### Short problem
Return the listing below exactly, with the pictures dropped.

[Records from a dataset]
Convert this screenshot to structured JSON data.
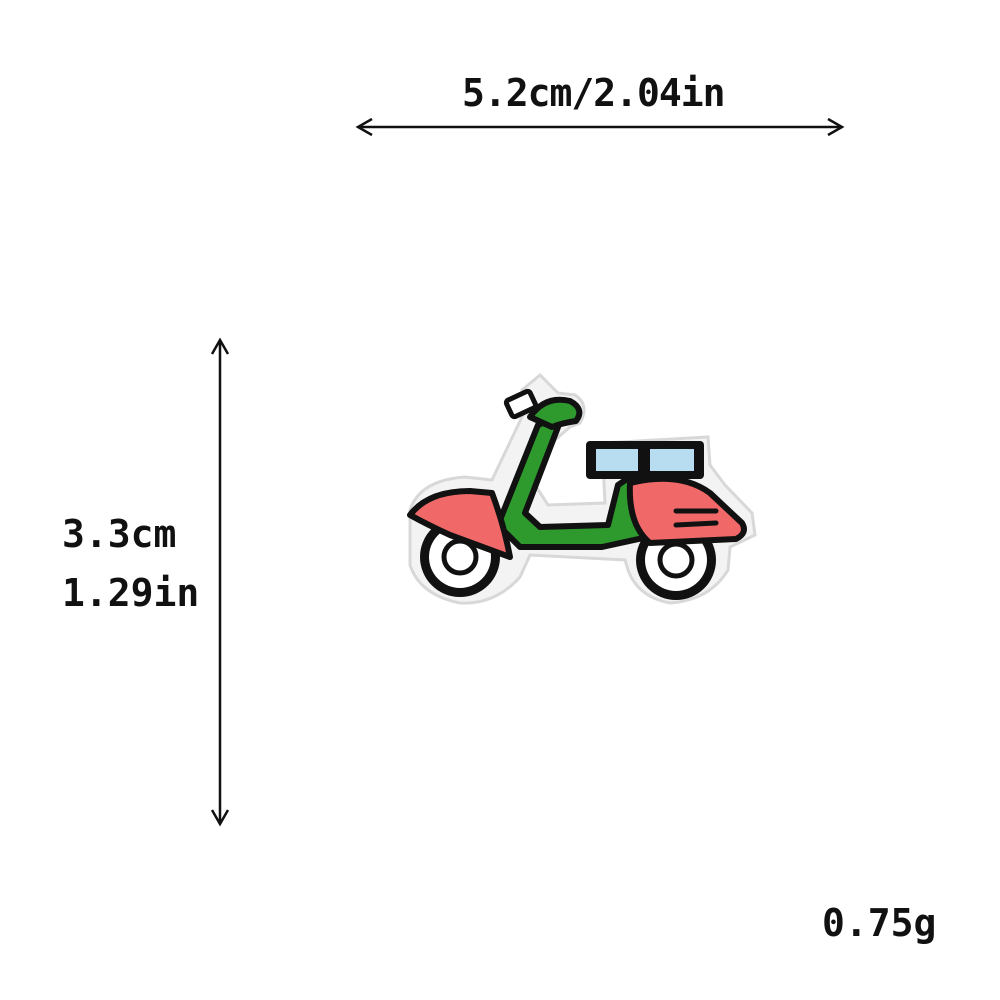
{
  "dimensions": {
    "width_text": "5.2cm/2.04in",
    "height_cm_text": "3.3cm",
    "height_in_text": "1.29in",
    "weight_text": "0.75g"
  },
  "patch": {
    "icon": "scooter-icon",
    "colors": {
      "body": "#2e9a2e",
      "fender": "#f06868",
      "seat": "#b8dcf0",
      "outline": "#111111",
      "border": "#f4f4f4",
      "wheel": "#ffffff"
    }
  }
}
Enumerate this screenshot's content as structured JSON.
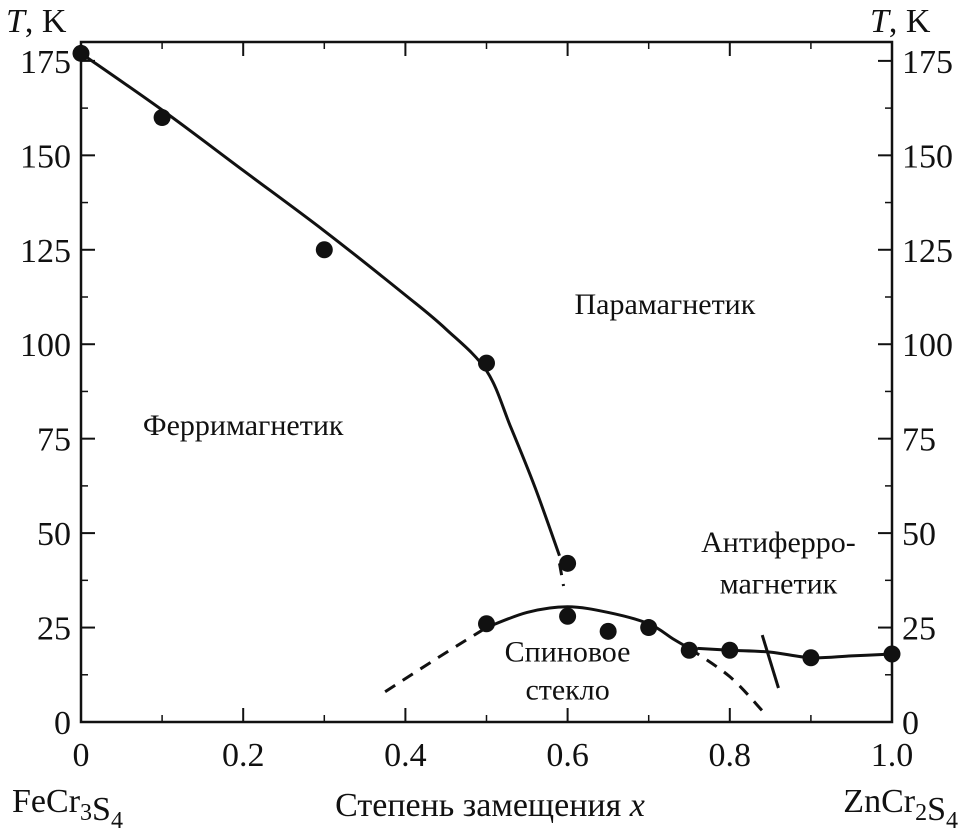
{
  "chart_data": {
    "type": "scatter",
    "xlabel": "Степень замещения x",
    "ylabel_left": "T, K",
    "ylabel_right": "T, K",
    "xlim": [
      0,
      1.0
    ],
    "ylim": [
      0,
      180
    ],
    "x_ticks": [
      {
        "value": 0,
        "label": "0"
      },
      {
        "value": 0.2,
        "label": "0.2"
      },
      {
        "value": 0.4,
        "label": "0.4"
      },
      {
        "value": 0.6,
        "label": "0.6"
      },
      {
        "value": 0.8,
        "label": "0.8"
      },
      {
        "value": 1.0,
        "label": "1.0"
      }
    ],
    "y_ticks": [
      {
        "value": 0,
        "label": "0"
      },
      {
        "value": 25,
        "label": "25"
      },
      {
        "value": 50,
        "label": "50"
      },
      {
        "value": 75,
        "label": "75"
      },
      {
        "value": 100,
        "label": "100"
      },
      {
        "value": 125,
        "label": "125"
      },
      {
        "value": 150,
        "label": "150"
      },
      {
        "value": 175,
        "label": "175"
      }
    ],
    "x_end_labels": {
      "left": "FeCr₃S₄",
      "right": "ZnCr₂S₄"
    },
    "grid": false,
    "points": [
      {
        "x": 0.0,
        "y": 177
      },
      {
        "x": 0.1,
        "y": 160
      },
      {
        "x": 0.3,
        "y": 125
      },
      {
        "x": 0.5,
        "y": 95
      },
      {
        "x": 0.6,
        "y": 42
      },
      {
        "x": 0.5,
        "y": 26
      },
      {
        "x": 0.6,
        "y": 28
      },
      {
        "x": 0.65,
        "y": 24
      },
      {
        "x": 0.7,
        "y": 25
      },
      {
        "x": 0.75,
        "y": 19
      },
      {
        "x": 0.8,
        "y": 19
      },
      {
        "x": 0.9,
        "y": 17
      },
      {
        "x": 1.0,
        "y": 18
      }
    ],
    "curves": [
      {
        "style": "solid",
        "points": [
          [
            0.0,
            177
          ],
          [
            0.1,
            162
          ],
          [
            0.2,
            146
          ],
          [
            0.3,
            130
          ],
          [
            0.4,
            113
          ],
          [
            0.45,
            104
          ],
          [
            0.5,
            93
          ],
          [
            0.53,
            78
          ],
          [
            0.56,
            62
          ],
          [
            0.59,
            44
          ]
        ]
      },
      {
        "style": "dashed",
        "points": [
          [
            0.59,
            42
          ],
          [
            0.595,
            36
          ]
        ]
      },
      {
        "style": "solid",
        "points": [
          [
            0.5,
            25
          ],
          [
            0.55,
            29
          ],
          [
            0.6,
            30.5
          ],
          [
            0.65,
            29
          ],
          [
            0.7,
            26
          ],
          [
            0.73,
            22
          ],
          [
            0.75,
            19.5
          ]
        ]
      },
      {
        "style": "dashed",
        "points": [
          [
            0.375,
            8
          ],
          [
            0.44,
            17
          ],
          [
            0.5,
            25
          ]
        ]
      },
      {
        "style": "dashed",
        "points": [
          [
            0.75,
            19.5
          ],
          [
            0.8,
            12
          ],
          [
            0.84,
            3
          ]
        ]
      },
      {
        "style": "solid",
        "points": [
          [
            0.76,
            19.5
          ],
          [
            0.8,
            19
          ],
          [
            0.85,
            18.5
          ],
          [
            0.9,
            17
          ],
          [
            0.95,
            17.5
          ],
          [
            1.0,
            18
          ]
        ]
      },
      {
        "style": "solid",
        "points": [
          [
            0.86,
            9
          ],
          [
            0.84,
            23
          ]
        ]
      }
    ],
    "annotations": [
      {
        "text": "Парамагнетик",
        "x": 0.72,
        "y": 108
      },
      {
        "text": "Ферримагнетик",
        "x": 0.2,
        "y": 76
      },
      {
        "text": "Антиферро-",
        "x": 0.86,
        "y": 45
      },
      {
        "text": "магнетик",
        "x": 0.86,
        "y": 34
      },
      {
        "text": "Спиновое",
        "x": 0.6,
        "y": 16
      },
      {
        "text": "стекло",
        "x": 0.6,
        "y": 6
      }
    ]
  }
}
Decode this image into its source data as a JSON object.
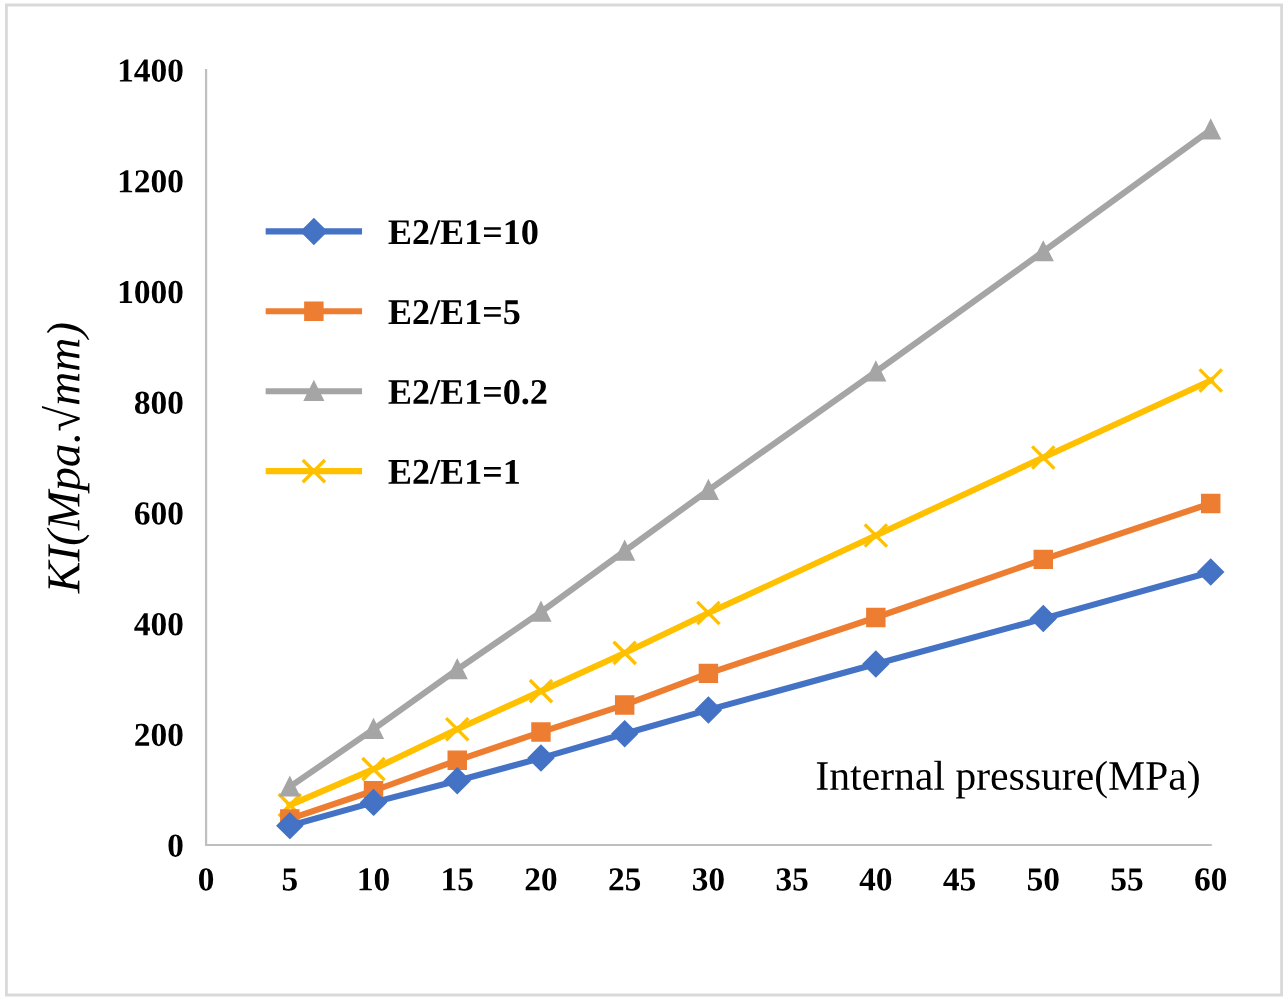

### The solution
Convert this screenshot to structured JSON data.
{
  "dimensions": {
    "width_text": "5.2cm/2.04in",
    "height_cm_text": "3.3cm",
    "height_in_text": "1.29in",
    "weight_text": "0.75g"
  },
  "patch": {
    "icon": "scooter-icon",
    "colors": {
      "body": "#2e9a2e",
      "fender": "#f06868",
      "seat": "#b8dcf0",
      "outline": "#111111",
      "border": "#f4f4f4",
      "wheel": "#ffffff"
    }
  }
}
Enumerate this screenshot's content as structured JSON.
{
  "chart_data": {
    "type": "scatter",
    "xlabel": "Степень замещения x",
    "ylabel_left": "T, K",
    "ylabel_right": "T, K",
    "xlim": [
      0,
      1.0
    ],
    "ylim": [
      0,
      180
    ],
    "x_ticks": [
      {
        "value": 0,
        "label": "0"
      },
      {
        "value": 0.2,
        "label": "0.2"
      },
      {
        "value": 0.4,
        "label": "0.4"
      },
      {
        "value": 0.6,
        "label": "0.6"
      },
      {
        "value": 0.8,
        "label": "0.8"
      },
      {
        "value": 1.0,
        "label": "1.0"
      }
    ],
    "y_ticks": [
      {
        "value": 0,
        "label": "0"
      },
      {
        "value": 25,
        "label": "25"
      },
      {
        "value": 50,
        "label": "50"
      },
      {
        "value": 75,
        "label": "75"
      },
      {
        "value": 100,
        "label": "100"
      },
      {
        "value": 125,
        "label": "125"
      },
      {
        "value": 150,
        "label": "150"
      },
      {
        "value": 175,
        "label": "175"
      }
    ],
    "x_end_labels": {
      "left": "FeCr₃S₄",
      "right": "ZnCr₂S₄"
    },
    "grid": false,
    "points": [
      {
        "x": 0.0,
        "y": 177
      },
      {
        "x": 0.1,
        "y": 160
      },
      {
        "x": 0.3,
        "y": 125
      },
      {
        "x": 0.5,
        "y": 95
      },
      {
        "x": 0.6,
        "y": 42
      },
      {
        "x": 0.5,
        "y": 26
      },
      {
        "x": 0.6,
        "y": 28
      },
      {
        "x": 0.65,
        "y": 24
      },
      {
        "x": 0.7,
        "y": 25
      },
      {
        "x": 0.75,
        "y": 19
      },
      {
        "x": 0.8,
        "y": 19
      },
      {
        "x": 0.9,
        "y": 17
      },
      {
        "x": 1.0,
        "y": 18
      }
    ],
    "curves": [
      {
        "style": "solid",
        "points": [
          [
            0.0,
            177
          ],
          [
            0.1,
            162
          ],
          [
            0.2,
            146
          ],
          [
            0.3,
            130
          ],
          [
            0.4,
            113
          ],
          [
            0.45,
            104
          ],
          [
            0.5,
            93
          ],
          [
            0.53,
            78
          ],
          [
            0.56,
            62
          ],
          [
            0.59,
            44
          ]
        ]
      },
      {
        "style": "dashed",
        "points": [
          [
            0.59,
            42
          ],
          [
            0.595,
            36
          ]
        ]
      },
      {
        "style": "solid",
        "points": [
          [
            0.5,
            25
          ],
          [
            0.55,
            29
          ],
          [
            0.6,
            30.5
          ],
          [
            0.65,
            29
          ],
          [
            0.7,
            26
          ],
          [
            0.73,
            22
          ],
          [
            0.75,
            19.5
          ]
        ]
      },
      {
        "style": "dashed",
        "points": [
          [
            0.375,
            8
          ],
          [
            0.44,
            17
          ],
          [
            0.5,
            25
          ]
        ]
      },
      {
        "style": "dashed",
        "points": [
          [
            0.75,
            19.5
          ],
          [
            0.8,
            12
          ],
          [
            0.84,
            3
          ]
        ]
      },
      {
        "style": "solid",
        "points": [
          [
            0.76,
            19.5
          ],
          [
            0.8,
            19
          ],
          [
            0.85,
            18.5
          ],
          [
            0.9,
            17
          ],
          [
            0.95,
            17.5
          ],
          [
            1.0,
            18
          ]
        ]
      },
      {
        "style": "solid",
        "points": [
          [
            0.86,
            9
          ],
          [
            0.84,
            23
          ]
        ]
      }
    ],
    "annotations": [
      {
        "text": "Парамагнетик",
        "x": 0.72,
        "y": 108
      },
      {
        "text": "Ферримагнетик",
        "x": 0.2,
        "y": 76
      },
      {
        "text": "Антиферро-",
        "x": 0.86,
        "y": 45
      },
      {
        "text": "магнетик",
        "x": 0.86,
        "y": 34
      },
      {
        "text": "Спиновое",
        "x": 0.6,
        "y": 16
      },
      {
        "text": "стекло",
        "x": 0.6,
        "y": 6
      }
    ]
  }
}
Decode this image into its source data as a JSON object.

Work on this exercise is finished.